● SUPPLIED DATA:
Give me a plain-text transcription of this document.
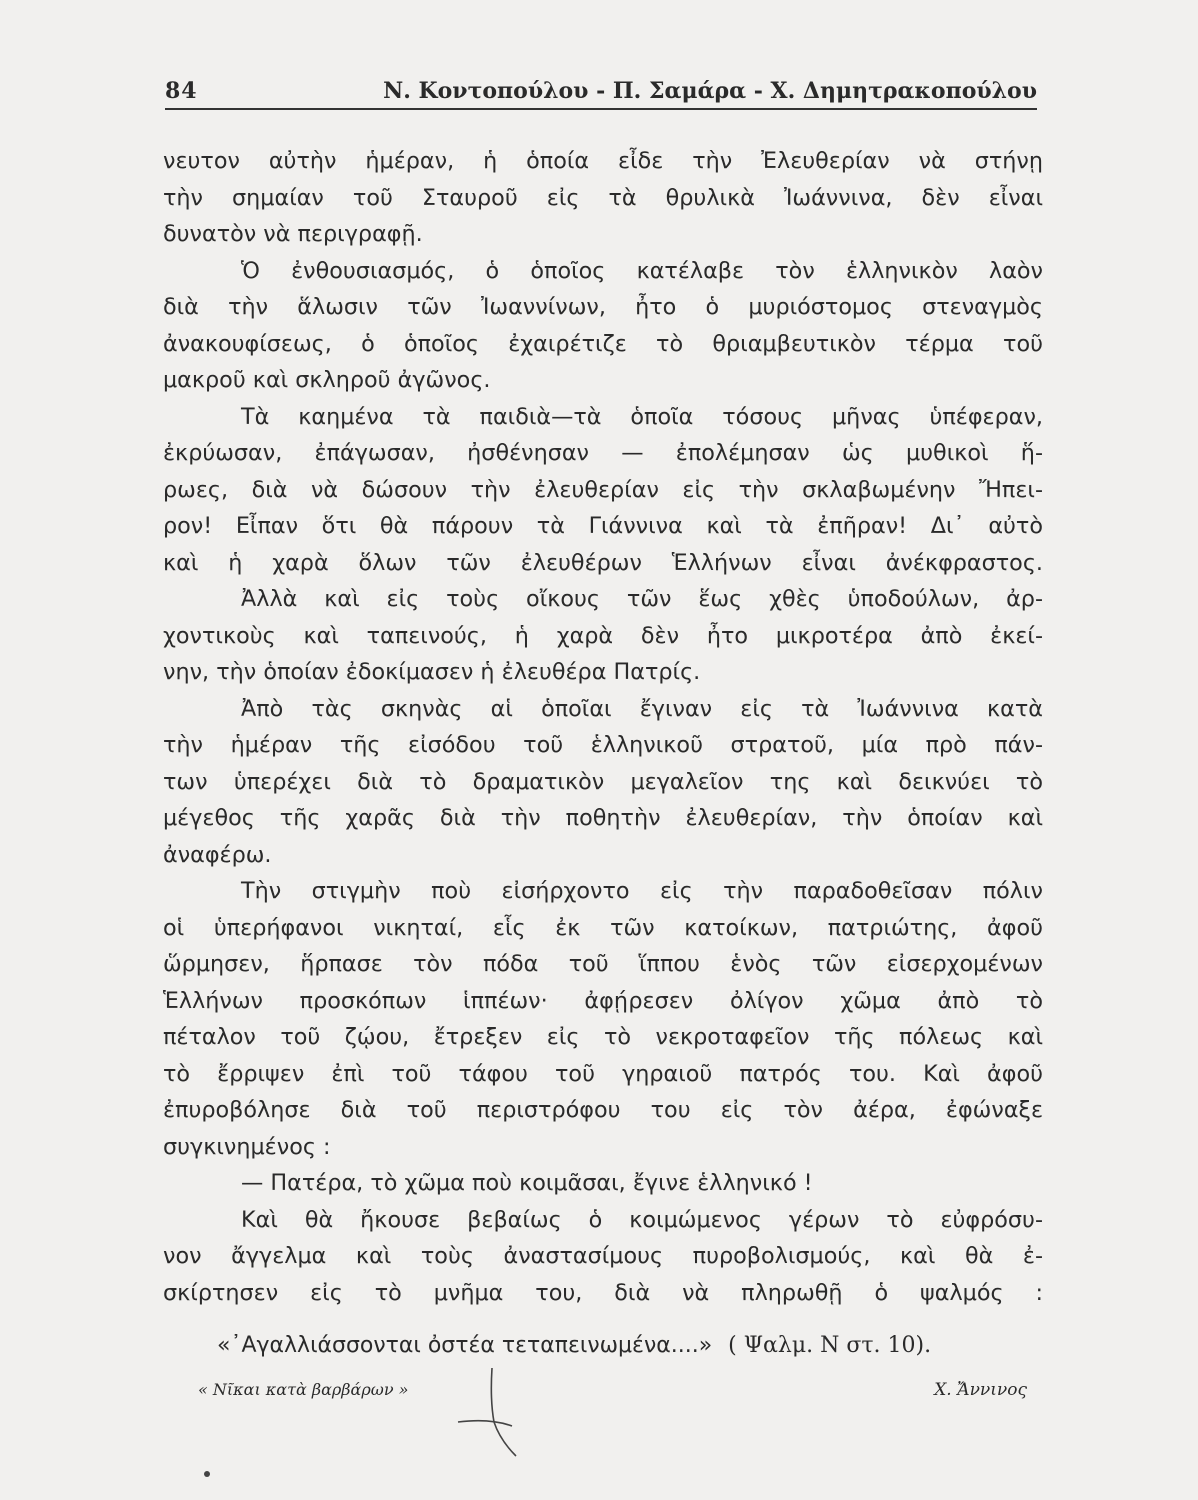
84	Ν. Κοντοπούλου - Π. Σαμάρα - Χ. Δημητρακοπούλου
νευτον αὐτὴν ἡμέραν, ἡ ὁποία εἶδε τὴν Ἐλευθερίαν νὰ στήνῃ
τὴν σημαίαν τοῦ Σταυροῦ εἰς τὰ θρυλικὰ Ἰωάννινα, δὲν εἶναι
δυνατὸν νὰ περιγραφῇ.
Ὁ ἐνθουσιασμός, ὁ ὁποῖος κατέλαβε τὸν ἑλληνικὸν λαὸν
διὰ τὴν ἅλωσιν τῶν Ἰωαννίνων, ἦτο ὁ μυριόστομος στεναγμὸς
ἀνακουφίσεως, ὁ ὁποῖος ἐχαιρέτιζε τὸ θριαμβευτικὸν τέρμα τοῦ
μακροῦ καὶ σκληροῦ ἀγῶνος.
Τὰ καημένα τὰ παιδιὰ—τὰ ὁποῖα τόσους μῆνας ὑπέφεραν,
ἐκρύωσαν, ἐπάγωσαν, ἠσθένησαν — ἐπολέμησαν ὡς μυθικοὶ ἥ-
ρωες, διὰ νὰ δώσουν τὴν ἐλευθερίαν εἰς τὴν σκλαβωμένην Ἤπει-
ρον! Εἶπαν ὅτι θὰ πάρουν τὰ Γιάννινα καὶ τὰ ἐπῆραν! Δι᾽ αὐτὸ
καὶ ἡ χαρὰ ὅλων τῶν ἐλευθέρων Ἑλλήνων εἶναι ἀνέκφραστος.
Ἀλλὰ καὶ εἰς τοὺς οἴκους τῶν ἕως χθὲς ὑποδούλων, ἀρ-
χοντικοὺς καὶ ταπεινούς, ἡ χαρὰ δὲν ἦτο μικροτέρα ἀπὸ ἐκεί-
νην, τὴν ὁποίαν ἐδοκίμασεν ἡ ἐλευθέρα Πατρίς.
Ἀπὸ τὰς σκηνὰς αἱ ὁποῖαι ἔγιναν εἰς τὰ Ἰωάννινα κατὰ
τὴν ἡμέραν τῆς εἰσόδου τοῦ ἑλληνικοῦ στρατοῦ, μία πρὸ πάν-
των ὑπερέχει διὰ τὸ δραματικὸν μεγαλεῖον της καὶ δεικνύει τὸ
μέγεθος τῆς χαρᾶς διὰ τὴν ποθητὴν ἐλευθερίαν, τὴν ὁποίαν καὶ
ἀναφέρω.
Τὴν στιγμὴν ποὺ εἰσήρχοντο εἰς τὴν παραδοθεῖσαν πόλιν
οἱ ὑπερήφανοι νικηταί, εἷς ἐκ τῶν κατοίκων, πατριώτης, ἀφοῦ
ὥρμησεν, ἥρπασε τὸν πόδα τοῦ ἵππου ἑνὸς τῶν εἰσερχομένων
Ἑλλήνων προσκόπων ἱππέων· ἀφῄρεσεν ὀλίγον χῶμα ἀπὸ τὸ
πέταλον τοῦ ζῴου, ἔτρεξεν εἰς τὸ νεκροταφεῖον τῆς πόλεως καὶ
τὸ ἔρριψεν ἐπὶ τοῦ τάφου τοῦ γηραιοῦ πατρός του. Καὶ ἀφοῦ
ἐπυροβόλησε διὰ τοῦ περιστρόφου του εἰς τὸν ἀέρα, ἐφώναξε
συγκινημένος :
— Πατέρα, τὸ χῶμα ποὺ κοιμᾶσαι, ἔγινε ἑλληνικό !
Καὶ θὰ ἤκουσε βεβαίως ὁ κοιμώμενος γέρων τὸ εὐφρόσυ-
νον ἄγγελμα καὶ τοὺς ἀναστασίμους πυροβολισμούς, καὶ θὰ ἐ-
σκίρτησεν εἰς τὸ μνῆμα του, διὰ νὰ πληρωθῇ ὁ ψαλμός :
«᾽Αγαλλιάσσονται ὀστέα τεταπεινωμένα....» ( Ψαλμ. Ν στ. 10).
« Νῖκαι κατὰ βαρβάρων »	Χ. Ἄννινος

● EXERCISE GOAL:
Print all of the entries word for word. Omit the pictures they contain.

● RESPONSE FOR THIS EXERCISE:
Give me a plain-text transcription of this document.
84	Ν. Κοντοπούλου - Π. Σαμάρα - Χ. Δημητρακοπούλου
νευτον αὐτὴν ἡμέραν, ἡ ὁποία εἶδε τὴν Ἐλευθερίαν νὰ στήνῃ
τὴν σημαίαν τοῦ Σταυροῦ εἰς τὰ θρυλικὰ Ἰωάννινα, δὲν εἶναι
δυνατὸν νὰ περιγραφῇ.
Ὁ ἐνθουσιασμός, ὁ ὁποῖος κατέλαβε τὸν ἑλληνικὸν λαὸν
διὰ τὴν ἅλωσιν τῶν Ἰωαννίνων, ἦτο ὁ μυριόστομος στεναγμὸς
ἀνακουφίσεως, ὁ ὁποῖος ἐχαιρέτιζε τὸ θριαμβευτικὸν τέρμα τοῦ
μακροῦ καὶ σκληροῦ ἀγῶνος.
Τὰ καημένα τὰ παιδιὰ—τὰ ὁποῖα τόσους μῆνας ὑπέφεραν,
ἐκρύωσαν, ἐπάγωσαν, ἠσθένησαν — ἐπολέμησαν ὡς μυθικοὶ ἥ-
ρωες, διὰ νὰ δώσουν τὴν ἐλευθερίαν εἰς τὴν σκλαβωμένην Ἤπει-
ρον! Εἶπαν ὅτι θὰ πάρουν τὰ Γιάννινα καὶ τὰ ἐπῆραν! Δι᾽ αὐτὸ
καὶ ἡ χαρὰ ὅλων τῶν ἐλευθέρων Ἑλλήνων εἶναι ἀνέκφραστος.
Ἀλλὰ καὶ εἰς τοὺς οἴκους τῶν ἕως χθὲς ὑποδούλων, ἀρ-
χοντικοὺς καὶ ταπεινούς, ἡ χαρὰ δὲν ἦτο μικροτέρα ἀπὸ ἐκεί-
νην, τὴν ὁποίαν ἐδοκίμασεν ἡ ἐλευθέρα Πατρίς.
Ἀπὸ τὰς σκηνὰς αἱ ὁποῖαι ἔγιναν εἰς τὰ Ἰωάννινα κατὰ
τὴν ἡμέραν τῆς εἰσόδου τοῦ ἑλληνικοῦ στρατοῦ, μία πρὸ πάν-
των ὑπερέχει διὰ τὸ δραματικὸν μεγαλεῖον της καὶ δεικνύει τὸ
μέγεθος τῆς χαρᾶς διὰ τὴν ποθητὴν ἐλευθερίαν, τὴν ὁποίαν καὶ
ἀναφέρω.
Τὴν στιγμὴν ποὺ εἰσήρχοντο εἰς τὴν παραδοθεῖσαν πόλιν
οἱ ὑπερήφανοι νικηταί, εἷς ἐκ τῶν κατοίκων, πατριώτης, ἀφοῦ
ὥρμησεν, ἥρπασε τὸν πόδα τοῦ ἵππου ἑνὸς τῶν εἰσερχομένων
Ἑλλήνων προσκόπων ἱππέων· ἀφῄρεσεν ὀλίγον χῶμα ἀπὸ τὸ
πέταλον τοῦ ζῴου, ἔτρεξεν εἰς τὸ νεκροταφεῖον τῆς πόλεως καὶ
τὸ ἔρριψεν ἐπὶ τοῦ τάφου τοῦ γηραιοῦ πατρός του. Καὶ ἀφοῦ
ἐπυροβόλησε διὰ τοῦ περιστρόφου του εἰς τὸν ἀέρα, ἐφώναξε
συγκινημένος :
— Πατέρα, τὸ χῶμα ποὺ κοιμᾶσαι, ἔγινε ἑλληνικό !
Καὶ θὰ ἤκουσε βεβαίως ὁ κοιμώμενος γέρων τὸ εὐφρόσυ-
νον ἄγγελμα καὶ τοὺς ἀναστασίμους πυροβολισμούς, καὶ θὰ ἐ-
σκίρτησεν εἰς τὸ μνῆμα του, διὰ νὰ πληρωθῇ ὁ ψαλμός :
«᾽Αγαλλιάσσονται ὀστέα τεταπεινωμένα....» ( Ψαλμ. Ν στ. 10).
« Νῖκαι κατὰ βαρβάρων »	Χ. Ἄννινος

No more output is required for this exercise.